__Work required__. Extract every line below that contains the word "title".

§ §

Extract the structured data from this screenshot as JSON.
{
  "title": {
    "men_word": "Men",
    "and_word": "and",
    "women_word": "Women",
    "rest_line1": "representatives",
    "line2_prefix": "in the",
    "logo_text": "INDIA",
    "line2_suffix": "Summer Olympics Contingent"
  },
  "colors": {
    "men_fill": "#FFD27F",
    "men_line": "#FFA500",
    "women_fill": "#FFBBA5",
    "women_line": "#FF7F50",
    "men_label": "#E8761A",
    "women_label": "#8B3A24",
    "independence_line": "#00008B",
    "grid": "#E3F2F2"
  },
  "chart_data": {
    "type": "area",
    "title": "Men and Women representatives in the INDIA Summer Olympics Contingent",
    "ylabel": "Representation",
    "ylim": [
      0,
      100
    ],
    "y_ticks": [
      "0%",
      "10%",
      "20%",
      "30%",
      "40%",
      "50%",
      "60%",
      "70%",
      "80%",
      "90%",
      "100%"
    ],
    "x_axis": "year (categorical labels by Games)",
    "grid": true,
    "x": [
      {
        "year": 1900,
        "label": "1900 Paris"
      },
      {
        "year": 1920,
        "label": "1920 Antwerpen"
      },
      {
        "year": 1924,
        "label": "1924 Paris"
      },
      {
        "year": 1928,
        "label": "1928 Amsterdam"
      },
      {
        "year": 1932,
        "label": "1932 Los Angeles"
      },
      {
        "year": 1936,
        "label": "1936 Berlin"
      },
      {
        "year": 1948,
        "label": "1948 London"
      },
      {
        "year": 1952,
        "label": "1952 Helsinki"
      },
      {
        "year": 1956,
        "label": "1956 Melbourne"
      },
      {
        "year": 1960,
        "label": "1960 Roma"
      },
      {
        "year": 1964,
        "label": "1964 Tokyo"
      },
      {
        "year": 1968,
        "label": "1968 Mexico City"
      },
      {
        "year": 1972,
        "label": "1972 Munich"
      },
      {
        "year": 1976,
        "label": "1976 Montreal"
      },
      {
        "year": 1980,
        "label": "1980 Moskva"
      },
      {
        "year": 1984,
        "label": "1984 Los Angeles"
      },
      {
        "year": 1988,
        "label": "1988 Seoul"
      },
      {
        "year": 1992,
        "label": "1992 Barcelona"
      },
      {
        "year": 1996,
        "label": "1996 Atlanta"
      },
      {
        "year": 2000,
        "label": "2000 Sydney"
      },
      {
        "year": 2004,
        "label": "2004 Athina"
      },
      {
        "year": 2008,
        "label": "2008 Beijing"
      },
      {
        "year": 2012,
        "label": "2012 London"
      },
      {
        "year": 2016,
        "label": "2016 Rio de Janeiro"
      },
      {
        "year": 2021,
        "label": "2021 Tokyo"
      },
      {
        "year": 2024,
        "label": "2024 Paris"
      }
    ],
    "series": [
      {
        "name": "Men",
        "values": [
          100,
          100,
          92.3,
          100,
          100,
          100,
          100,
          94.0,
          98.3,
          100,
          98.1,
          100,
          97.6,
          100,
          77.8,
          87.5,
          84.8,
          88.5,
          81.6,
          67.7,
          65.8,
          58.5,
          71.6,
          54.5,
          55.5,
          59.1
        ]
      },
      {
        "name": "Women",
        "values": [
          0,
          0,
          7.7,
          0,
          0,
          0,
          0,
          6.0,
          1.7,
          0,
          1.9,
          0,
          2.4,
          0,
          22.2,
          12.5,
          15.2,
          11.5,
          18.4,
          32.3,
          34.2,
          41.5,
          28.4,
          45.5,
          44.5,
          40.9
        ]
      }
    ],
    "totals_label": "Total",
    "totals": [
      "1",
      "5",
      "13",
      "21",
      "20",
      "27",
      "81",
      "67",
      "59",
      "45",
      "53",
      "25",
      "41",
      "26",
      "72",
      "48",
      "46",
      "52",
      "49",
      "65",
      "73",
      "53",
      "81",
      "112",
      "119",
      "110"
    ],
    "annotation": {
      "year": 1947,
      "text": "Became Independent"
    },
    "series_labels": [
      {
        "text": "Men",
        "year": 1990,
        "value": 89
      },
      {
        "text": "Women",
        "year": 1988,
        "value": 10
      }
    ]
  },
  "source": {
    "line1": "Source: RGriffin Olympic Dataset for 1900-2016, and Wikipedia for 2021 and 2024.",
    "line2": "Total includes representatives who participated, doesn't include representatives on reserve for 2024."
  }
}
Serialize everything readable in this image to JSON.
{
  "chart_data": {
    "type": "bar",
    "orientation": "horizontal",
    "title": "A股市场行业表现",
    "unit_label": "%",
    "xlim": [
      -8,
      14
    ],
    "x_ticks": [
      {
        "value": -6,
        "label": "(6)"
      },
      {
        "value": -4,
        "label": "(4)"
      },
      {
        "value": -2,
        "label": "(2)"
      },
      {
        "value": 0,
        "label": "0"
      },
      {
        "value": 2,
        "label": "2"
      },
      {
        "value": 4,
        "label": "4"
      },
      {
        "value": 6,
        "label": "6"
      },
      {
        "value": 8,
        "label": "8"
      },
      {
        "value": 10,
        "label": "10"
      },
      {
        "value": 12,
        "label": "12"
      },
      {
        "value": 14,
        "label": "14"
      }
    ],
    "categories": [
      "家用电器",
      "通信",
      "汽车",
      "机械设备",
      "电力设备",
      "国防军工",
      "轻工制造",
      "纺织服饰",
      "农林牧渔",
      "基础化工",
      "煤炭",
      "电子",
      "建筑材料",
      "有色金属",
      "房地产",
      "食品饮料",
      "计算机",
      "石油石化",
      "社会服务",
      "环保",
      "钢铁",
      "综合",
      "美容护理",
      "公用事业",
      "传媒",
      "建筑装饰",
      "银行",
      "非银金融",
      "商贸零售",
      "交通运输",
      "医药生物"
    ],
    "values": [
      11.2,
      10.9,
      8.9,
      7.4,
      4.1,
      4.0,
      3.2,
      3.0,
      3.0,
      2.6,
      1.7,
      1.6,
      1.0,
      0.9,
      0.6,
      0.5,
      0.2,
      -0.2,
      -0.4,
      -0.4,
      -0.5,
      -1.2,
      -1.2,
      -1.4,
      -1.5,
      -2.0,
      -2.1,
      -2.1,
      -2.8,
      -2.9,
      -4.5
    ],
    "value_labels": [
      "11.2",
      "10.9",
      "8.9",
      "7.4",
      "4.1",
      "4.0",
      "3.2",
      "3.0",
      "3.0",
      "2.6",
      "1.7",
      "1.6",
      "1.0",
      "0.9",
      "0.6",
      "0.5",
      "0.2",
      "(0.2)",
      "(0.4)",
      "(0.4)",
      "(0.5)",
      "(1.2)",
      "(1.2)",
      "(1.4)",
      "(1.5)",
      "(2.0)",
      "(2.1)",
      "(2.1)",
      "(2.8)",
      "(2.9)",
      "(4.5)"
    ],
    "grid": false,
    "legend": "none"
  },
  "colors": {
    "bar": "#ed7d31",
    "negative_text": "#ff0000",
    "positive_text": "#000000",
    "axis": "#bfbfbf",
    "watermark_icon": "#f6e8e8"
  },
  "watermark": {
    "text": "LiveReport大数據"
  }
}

§ §

__Written reply__.
  "title": {
    "title": "Men and Women representatives in the INDIA Summer Olympics Contingent",
    "title": "A股市场行业表现",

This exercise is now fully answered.